> Task to complete
Transcribe the records below exactly.

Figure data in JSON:
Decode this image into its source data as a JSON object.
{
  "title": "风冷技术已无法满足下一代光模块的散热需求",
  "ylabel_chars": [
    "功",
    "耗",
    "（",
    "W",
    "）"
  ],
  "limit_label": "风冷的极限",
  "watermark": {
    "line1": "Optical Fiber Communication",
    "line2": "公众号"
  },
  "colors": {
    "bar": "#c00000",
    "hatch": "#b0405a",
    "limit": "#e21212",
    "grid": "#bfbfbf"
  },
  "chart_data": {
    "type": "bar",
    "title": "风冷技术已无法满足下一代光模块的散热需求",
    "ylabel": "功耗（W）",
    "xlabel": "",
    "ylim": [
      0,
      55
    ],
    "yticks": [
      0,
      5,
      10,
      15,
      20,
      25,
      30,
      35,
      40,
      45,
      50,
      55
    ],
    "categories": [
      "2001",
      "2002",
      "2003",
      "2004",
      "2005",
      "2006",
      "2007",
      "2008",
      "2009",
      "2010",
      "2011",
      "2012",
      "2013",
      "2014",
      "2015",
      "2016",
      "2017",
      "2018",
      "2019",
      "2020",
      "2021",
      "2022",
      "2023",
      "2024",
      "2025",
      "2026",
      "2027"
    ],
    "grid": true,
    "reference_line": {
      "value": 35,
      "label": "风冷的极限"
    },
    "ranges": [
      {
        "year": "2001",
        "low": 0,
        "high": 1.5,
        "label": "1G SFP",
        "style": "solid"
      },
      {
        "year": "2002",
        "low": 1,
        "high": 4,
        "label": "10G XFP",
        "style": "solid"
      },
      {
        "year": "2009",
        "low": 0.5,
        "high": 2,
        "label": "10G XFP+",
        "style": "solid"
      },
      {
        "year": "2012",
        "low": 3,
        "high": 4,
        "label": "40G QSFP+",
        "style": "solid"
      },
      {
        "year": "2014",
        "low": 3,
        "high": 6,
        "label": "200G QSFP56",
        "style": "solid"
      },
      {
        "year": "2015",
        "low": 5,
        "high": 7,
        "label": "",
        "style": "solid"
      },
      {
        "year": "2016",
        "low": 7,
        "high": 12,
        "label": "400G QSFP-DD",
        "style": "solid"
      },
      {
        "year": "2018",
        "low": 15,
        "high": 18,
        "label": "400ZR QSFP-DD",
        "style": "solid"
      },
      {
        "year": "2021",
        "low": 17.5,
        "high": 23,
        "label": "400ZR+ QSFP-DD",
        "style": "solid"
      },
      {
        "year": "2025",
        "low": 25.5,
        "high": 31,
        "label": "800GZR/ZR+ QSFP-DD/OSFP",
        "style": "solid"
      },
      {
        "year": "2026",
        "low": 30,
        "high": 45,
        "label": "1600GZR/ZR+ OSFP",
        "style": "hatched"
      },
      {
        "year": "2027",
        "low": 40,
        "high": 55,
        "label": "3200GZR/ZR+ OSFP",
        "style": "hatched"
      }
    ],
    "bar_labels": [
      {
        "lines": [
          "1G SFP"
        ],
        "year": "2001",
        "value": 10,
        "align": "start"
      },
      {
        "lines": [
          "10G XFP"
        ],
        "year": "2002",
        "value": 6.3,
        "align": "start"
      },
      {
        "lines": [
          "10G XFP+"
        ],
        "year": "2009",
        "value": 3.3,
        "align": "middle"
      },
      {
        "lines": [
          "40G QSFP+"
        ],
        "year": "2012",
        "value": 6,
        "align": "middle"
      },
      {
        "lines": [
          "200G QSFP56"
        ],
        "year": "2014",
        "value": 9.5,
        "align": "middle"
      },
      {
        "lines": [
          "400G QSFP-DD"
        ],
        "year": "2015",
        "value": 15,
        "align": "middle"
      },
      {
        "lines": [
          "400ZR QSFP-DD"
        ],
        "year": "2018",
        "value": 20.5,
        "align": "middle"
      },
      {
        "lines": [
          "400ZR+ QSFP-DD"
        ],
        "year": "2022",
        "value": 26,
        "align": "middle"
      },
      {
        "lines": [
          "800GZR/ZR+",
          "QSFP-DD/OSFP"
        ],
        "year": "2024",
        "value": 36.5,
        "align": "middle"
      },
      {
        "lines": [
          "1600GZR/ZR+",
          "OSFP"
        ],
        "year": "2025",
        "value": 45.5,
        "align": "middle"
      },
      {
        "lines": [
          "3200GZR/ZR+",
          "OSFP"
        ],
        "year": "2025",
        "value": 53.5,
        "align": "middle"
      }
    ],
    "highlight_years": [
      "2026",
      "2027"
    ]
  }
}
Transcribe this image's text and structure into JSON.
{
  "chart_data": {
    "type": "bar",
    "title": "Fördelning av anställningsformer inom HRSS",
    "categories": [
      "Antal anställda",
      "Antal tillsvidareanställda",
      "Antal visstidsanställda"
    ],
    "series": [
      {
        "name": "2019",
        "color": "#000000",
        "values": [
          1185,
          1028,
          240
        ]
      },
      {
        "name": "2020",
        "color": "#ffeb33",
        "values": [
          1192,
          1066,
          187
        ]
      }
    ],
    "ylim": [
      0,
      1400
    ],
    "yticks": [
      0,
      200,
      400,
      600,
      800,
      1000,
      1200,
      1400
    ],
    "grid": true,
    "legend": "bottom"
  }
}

> Reply
Decode this image into its source data as a JSON object.
{
  "title": "风冷技术已无法满足下一代光模块的散热需求",
  "ylabel_chars": [
    "功",
    "耗",
    "（",
    "W",
    "）"
  ],
  "limit_label": "风冷的极限",
  "watermark": {
    "line1": "Optical Fiber Communication",
    "line2": "公众号"
  },
  "colors": {
    "bar": "#c00000",
    "hatch": "#b0405a",
    "limit": "#e21212",
    "grid": "#bfbfbf"
  },
  "chart_data": {
    "type": "bar",
    "title": "风冷技术已无法满足下一代光模块的散热需求",
    "ylabel": "功耗（W）",
    "xlabel": "",
    "ylim": [
      0,
      55
    ],
    "yticks": [
      0,
      5,
      10,
      15,
      20,
      25,
      30,
      35,
      40,
      45,
      50,
      55
    ],
    "categories": [
      "2001",
      "2002",
      "2003",
      "2004",
      "2005",
      "2006",
      "2007",
      "2008",
      "2009",
      "2010",
      "2011",
      "2012",
      "2013",
      "2014",
      "2015",
      "2016",
      "2017",
      "2018",
      "2019",
      "2020",
      "2021",
      "2022",
      "2023",
      "2024",
      "2025",
      "2026",
      "2027"
    ],
    "grid": true,
    "reference_line": {
      "value": 35,
      "label": "风冷的极限"
    },
    "ranges": [
      {
        "year": "2001",
        "low": 0,
        "high": 1.5,
        "label": "1G SFP",
        "style": "solid"
      },
      {
        "year": "2002",
        "low": 1,
        "high": 4,
        "label": "10G XFP",
        "style": "solid"
      },
      {
        "year": "2009",
        "low": 0.5,
        "high": 2,
        "label": "10G XFP+",
        "style": "solid"
      },
      {
        "year": "2012",
        "low": 3,
        "high": 4,
        "label": "40G QSFP+",
        "style": "solid"
      },
      {
        "year": "2014",
        "low": 3,
        "high": 6,
        "label": "200G QSFP56",
        "style": "solid"
      },
      {
        "year": "2015",
        "low": 5,
        "high": 7,
        "label": "",
        "style": "solid"
      },
      {
        "year": "2016",
        "low": 7,
        "high": 12,
        "label": "400G QSFP-DD",
        "style": "solid"
      },
      {
        "year": "2018",
        "low": 15,
        "high": 18,
        "label": "400ZR QSFP-DD",
        "style": "solid"
      },
      {
        "year": "2021",
        "low": 17.5,
        "high": 23,
        "label": "400ZR+ QSFP-DD",
        "style": "solid"
      },
      {
        "year": "2025",
        "low": 25.5,
        "high": 31,
        "label": "800GZR/ZR+ QSFP-DD/OSFP",
        "style": "solid"
      },
      {
        "year": "2026",
        "low": 30,
        "high": 45,
        "label": "1600GZR/ZR+ OSFP",
        "style": "hatched"
      },
      {
        "year": "2027",
        "low": 40,
        "high": 55,
        "label": "3200GZR/ZR+ OSFP",
        "style": "hatched"
      }
    ],
    "bar_labels": [
      {
        "lines": [
          "1G SFP"
        ],
        "year": "2001",
        "value": 10,
        "align": "start"
      },
      {
        "lines": [
          "10G XFP"
        ],
        "year": "2002",
        "value": 6.3,
        "align": "start"
      },
      {
        "lines": [
          "10G XFP+"
        ],
        "year": "2009",
        "value": 3.3,
        "align": "middle"
      },
      {
        "lines": [
          "40G QSFP+"
        ],
        "year": "2012",
        "value": 6,
        "align": "middle"
      },
      {
        "lines": [
          "200G QSFP56"
        ],
        "year": "2014",
        "value": 9.5,
        "align": "middle"
      },
      {
        "lines": [
          "400G QSFP-DD"
        ],
        "year": "2015",
        "value": 15,
        "align": "middle"
      },
      {
        "lines": [
          "400ZR QSFP-DD"
        ],
        "year": "2018",
        "value": 20.5,
        "align": "middle"
      },
      {
        "lines": [
          "400ZR+ QSFP-DD"
        ],
        "year": "2022",
        "value": 26,
        "align": "middle"
      },
      {
        "lines": [
          "800GZR/ZR+",
          "QSFP-DD/OSFP"
        ],
        "year": "2024",
        "value": 36.5,
        "align": "middle"
      },
      {
        "lines": [
          "1600GZR/ZR+",
          "OSFP"
        ],
        "year": "2025",
        "value": 45.5,
        "align": "middle"
      },
      {
        "lines": [
          "3200GZR/ZR+",
          "OSFP"
        ],
        "year": "2025",
        "value": 53.5,
        "align": "middle"
      }
    ],
    "highlight_years": [
      "2026",
      "2027"
    ]
  }
}
Transcribe this image's text and structure into JSON.
{
  "chart_data": {
    "type": "bar",
    "title": "Fördelning av anställningsformer inom HRSS",
    "categories": [
      "Antal anställda",
      "Antal tillsvidareanställda",
      "Antal visstidsanställda"
    ],
    "series": [
      {
        "name": "2019",
        "color": "#000000",
        "values": [
          1185,
          1028,
          240
        ]
      },
      {
        "name": "2020",
        "color": "#ffeb33",
        "values": [
          1192,
          1066,
          187
        ]
      }
    ],
    "ylim": [
      0,
      1400
    ],
    "yticks": [
      0,
      200,
      400,
      600,
      800,
      1000,
      1200,
      1400
    ],
    "grid": true,
    "legend": "bottom"
  }
}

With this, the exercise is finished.